_Exercise aim_
Pick out the lines below that include the string "discomfort".

_Provided records_

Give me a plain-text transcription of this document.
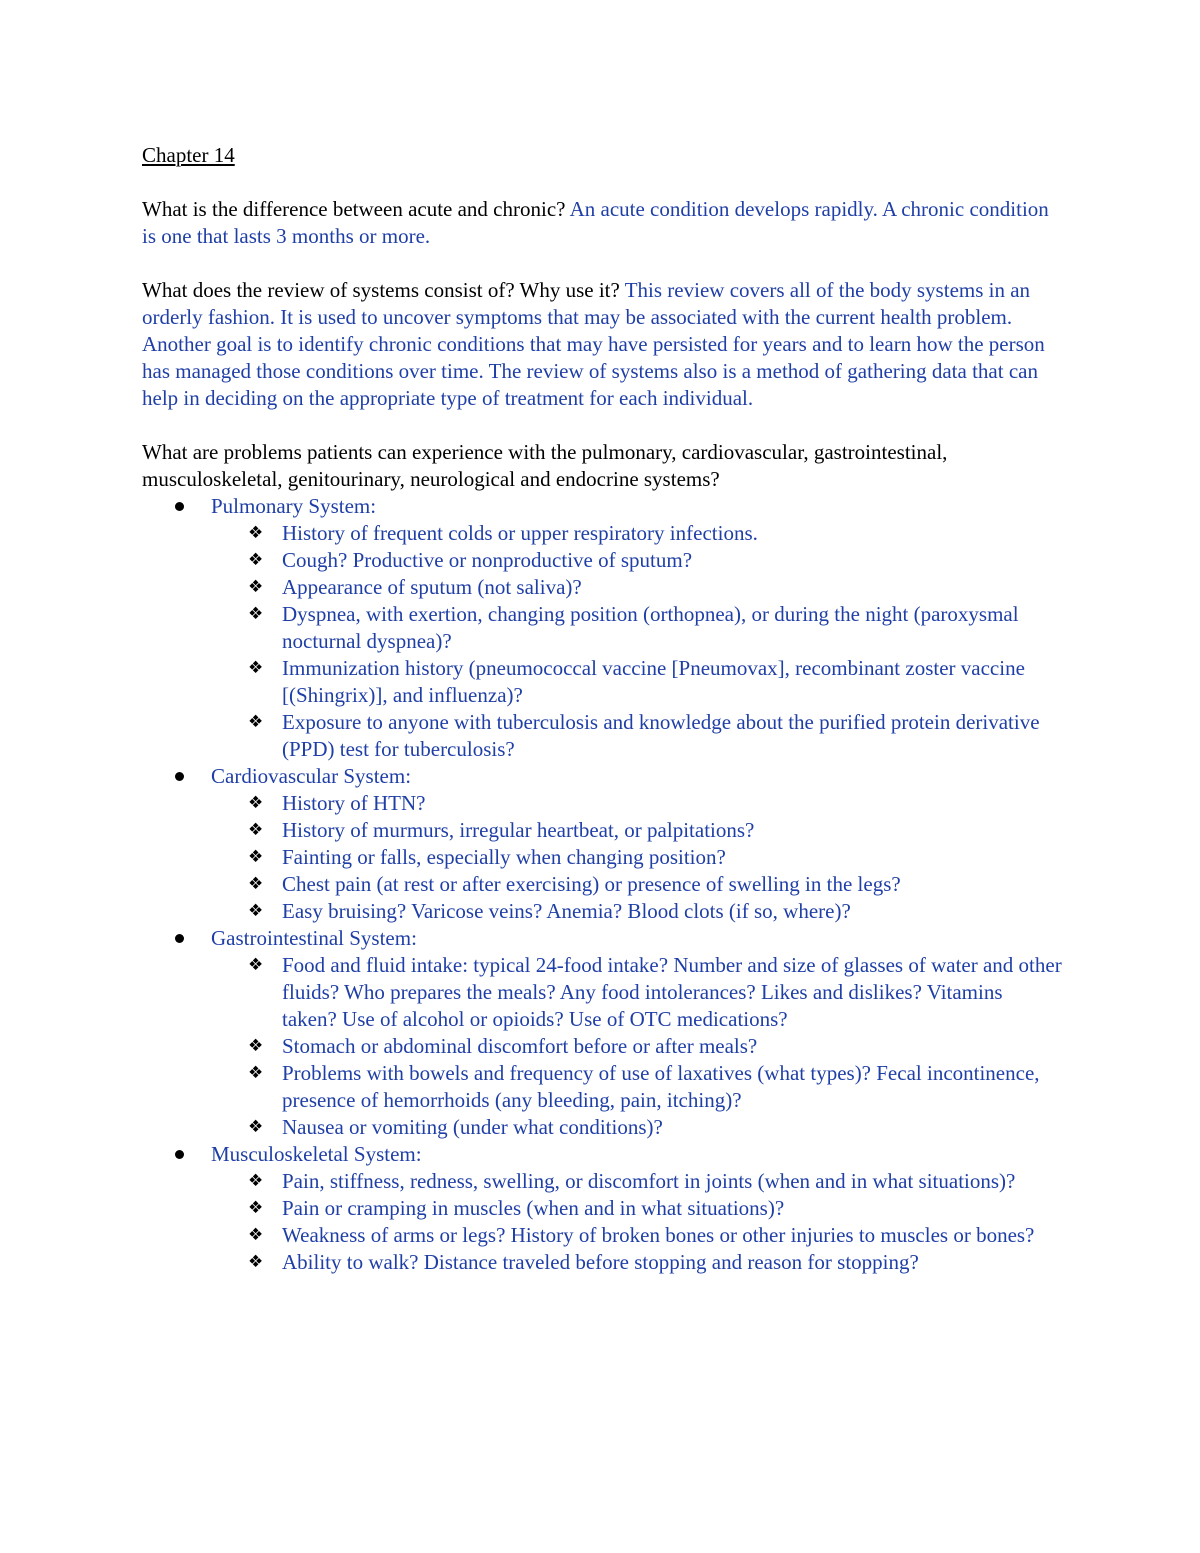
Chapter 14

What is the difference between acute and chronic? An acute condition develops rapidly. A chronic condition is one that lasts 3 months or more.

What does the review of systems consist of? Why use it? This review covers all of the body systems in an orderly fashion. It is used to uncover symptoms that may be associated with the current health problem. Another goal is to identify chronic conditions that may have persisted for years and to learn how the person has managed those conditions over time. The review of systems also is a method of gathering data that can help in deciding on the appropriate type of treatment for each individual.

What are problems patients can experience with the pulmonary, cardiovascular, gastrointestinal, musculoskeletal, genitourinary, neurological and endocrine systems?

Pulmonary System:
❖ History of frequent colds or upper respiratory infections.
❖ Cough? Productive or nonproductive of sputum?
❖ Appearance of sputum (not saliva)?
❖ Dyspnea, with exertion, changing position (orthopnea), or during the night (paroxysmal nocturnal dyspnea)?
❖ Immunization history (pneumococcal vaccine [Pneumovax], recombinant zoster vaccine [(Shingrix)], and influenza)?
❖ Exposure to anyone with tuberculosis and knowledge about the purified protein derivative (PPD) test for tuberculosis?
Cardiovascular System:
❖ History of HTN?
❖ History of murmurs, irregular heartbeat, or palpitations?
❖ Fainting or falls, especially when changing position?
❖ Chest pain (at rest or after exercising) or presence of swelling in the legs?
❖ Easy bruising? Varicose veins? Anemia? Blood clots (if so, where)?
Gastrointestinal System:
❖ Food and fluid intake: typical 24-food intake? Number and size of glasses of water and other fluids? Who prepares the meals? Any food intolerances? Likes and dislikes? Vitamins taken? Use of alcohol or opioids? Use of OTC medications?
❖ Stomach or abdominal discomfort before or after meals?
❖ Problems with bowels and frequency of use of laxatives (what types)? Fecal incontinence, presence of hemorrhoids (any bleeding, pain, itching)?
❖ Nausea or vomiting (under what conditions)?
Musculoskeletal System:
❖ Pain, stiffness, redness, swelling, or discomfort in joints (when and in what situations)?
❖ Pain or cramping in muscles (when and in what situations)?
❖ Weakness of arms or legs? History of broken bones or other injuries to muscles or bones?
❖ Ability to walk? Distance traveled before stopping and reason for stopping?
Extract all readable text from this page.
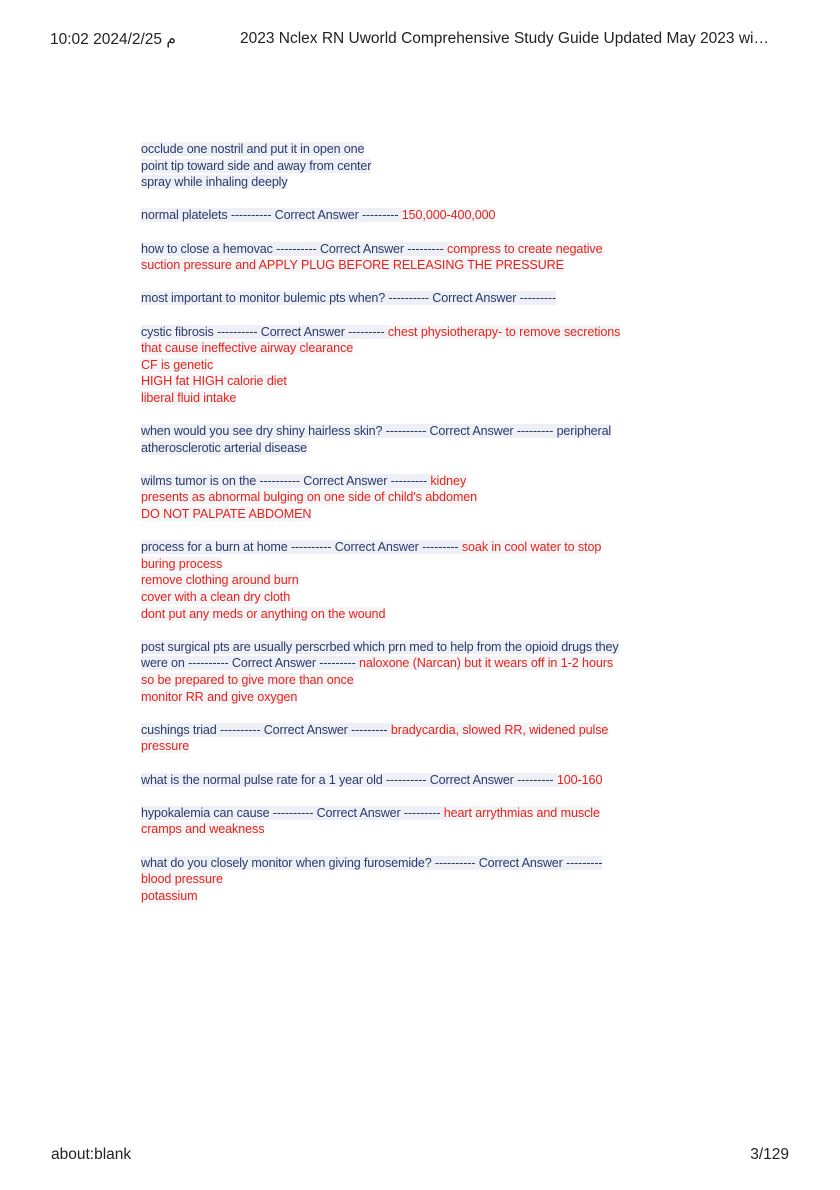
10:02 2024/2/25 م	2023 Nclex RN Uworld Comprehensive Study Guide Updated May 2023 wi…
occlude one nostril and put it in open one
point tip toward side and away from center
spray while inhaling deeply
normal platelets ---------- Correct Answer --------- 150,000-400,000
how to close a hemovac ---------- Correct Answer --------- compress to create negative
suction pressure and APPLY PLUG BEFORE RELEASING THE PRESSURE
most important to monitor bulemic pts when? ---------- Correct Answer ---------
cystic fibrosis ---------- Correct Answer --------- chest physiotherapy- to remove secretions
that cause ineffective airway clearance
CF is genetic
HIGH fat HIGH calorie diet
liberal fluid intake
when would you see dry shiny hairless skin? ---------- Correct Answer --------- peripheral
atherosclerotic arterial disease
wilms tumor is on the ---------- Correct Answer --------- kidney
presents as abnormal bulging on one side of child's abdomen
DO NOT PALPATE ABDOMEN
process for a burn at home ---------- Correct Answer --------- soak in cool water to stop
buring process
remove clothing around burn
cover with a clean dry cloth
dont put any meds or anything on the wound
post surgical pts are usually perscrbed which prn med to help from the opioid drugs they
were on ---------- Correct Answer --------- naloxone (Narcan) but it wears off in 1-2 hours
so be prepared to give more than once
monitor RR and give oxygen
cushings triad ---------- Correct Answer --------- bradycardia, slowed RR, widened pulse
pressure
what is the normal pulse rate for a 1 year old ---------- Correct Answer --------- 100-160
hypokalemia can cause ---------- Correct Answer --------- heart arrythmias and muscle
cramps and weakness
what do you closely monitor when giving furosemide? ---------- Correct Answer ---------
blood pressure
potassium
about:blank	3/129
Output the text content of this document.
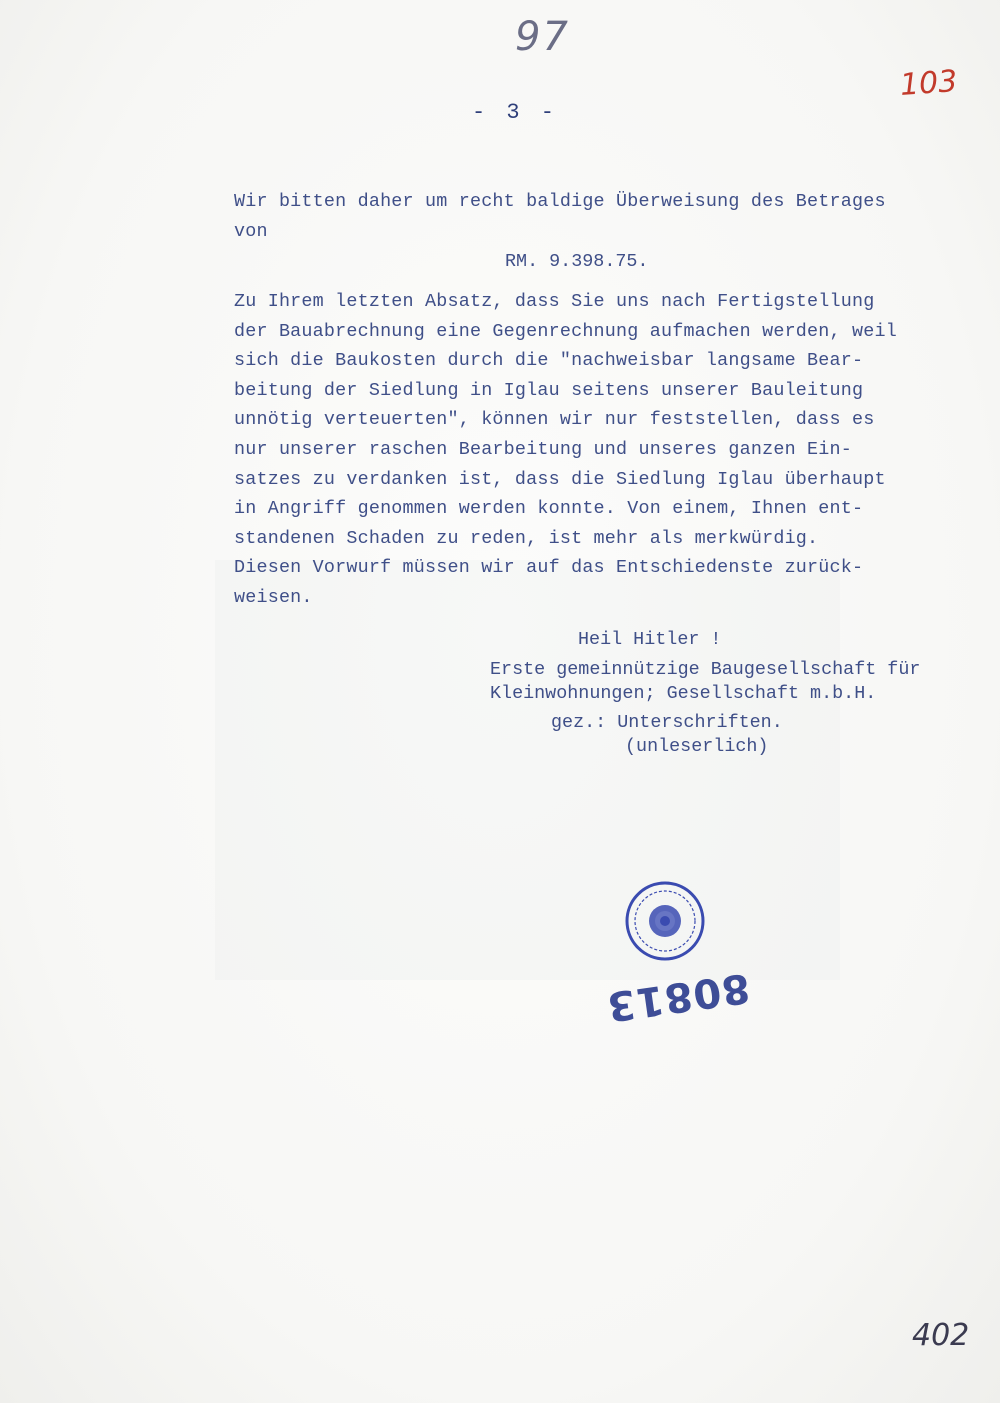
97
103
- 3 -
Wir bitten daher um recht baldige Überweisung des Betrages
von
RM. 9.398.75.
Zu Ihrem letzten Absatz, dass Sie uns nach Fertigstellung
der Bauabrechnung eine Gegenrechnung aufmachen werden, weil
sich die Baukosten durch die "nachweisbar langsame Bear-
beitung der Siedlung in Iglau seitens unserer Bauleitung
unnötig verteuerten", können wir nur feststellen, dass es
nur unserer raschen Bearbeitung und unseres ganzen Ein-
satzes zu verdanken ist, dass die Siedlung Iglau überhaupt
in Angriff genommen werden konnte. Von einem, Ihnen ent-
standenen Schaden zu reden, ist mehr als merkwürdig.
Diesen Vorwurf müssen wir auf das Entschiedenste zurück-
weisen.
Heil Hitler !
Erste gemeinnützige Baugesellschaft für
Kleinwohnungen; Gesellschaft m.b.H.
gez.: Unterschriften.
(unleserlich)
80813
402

_Solution to this problem_
❖ Stomach or abdominal discomfort before or after meals?
❖ Pain, stiffness, redness, swelling, or discomfort in joints (when and in what situations)?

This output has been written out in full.